> [Dataset rows]
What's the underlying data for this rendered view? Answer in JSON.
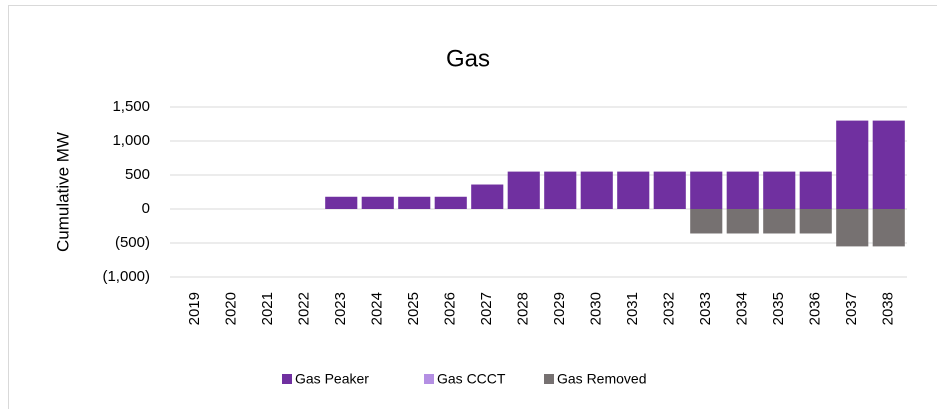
{
  "chart_data": {
    "type": "bar",
    "stacked": true,
    "title": "Gas",
    "y_label": "Cumulative MW",
    "categories": [
      "2019",
      "2020",
      "2021",
      "2022",
      "2023",
      "2024",
      "2025",
      "2026",
      "2027",
      "2028",
      "2029",
      "2030",
      "2031",
      "2032",
      "2033",
      "2034",
      "2035",
      "2036",
      "2037",
      "2038"
    ],
    "series": [
      {
        "name": "Gas Peaker",
        "color": "#7030a0",
        "values": [
          0,
          0,
          0,
          0,
          180,
          180,
          180,
          180,
          360,
          550,
          550,
          550,
          550,
          550,
          550,
          550,
          550,
          550,
          1300,
          1300
        ]
      },
      {
        "name": "Gas CCCT",
        "color": "#b48fe3",
        "values": [
          0,
          0,
          0,
          0,
          0,
          0,
          0,
          0,
          0,
          0,
          0,
          0,
          0,
          0,
          0,
          0,
          0,
          0,
          0,
          0
        ]
      },
      {
        "name": "Gas Removed",
        "color": "#767171",
        "values": [
          0,
          0,
          0,
          0,
          0,
          0,
          0,
          0,
          0,
          0,
          0,
          0,
          0,
          0,
          -360,
          -360,
          -360,
          -360,
          -550,
          -550
        ]
      }
    ],
    "ylim": [
      -1000,
      1500
    ],
    "yticks": [
      {
        "value": -1000,
        "label": "(1,000)"
      },
      {
        "value": -500,
        "label": "(500)"
      },
      0,
      500,
      {
        "value": 1000,
        "label": "1,000"
      },
      {
        "value": 1500,
        "label": "1,500"
      }
    ],
    "grid": true,
    "legend": "bottom"
  }
}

> [The problem] Consider the entries above and return each line with the string "color".

> [Task solution]
        "color": "#7030a0",
        "color": "#b48fe3",
        "color": "#767171",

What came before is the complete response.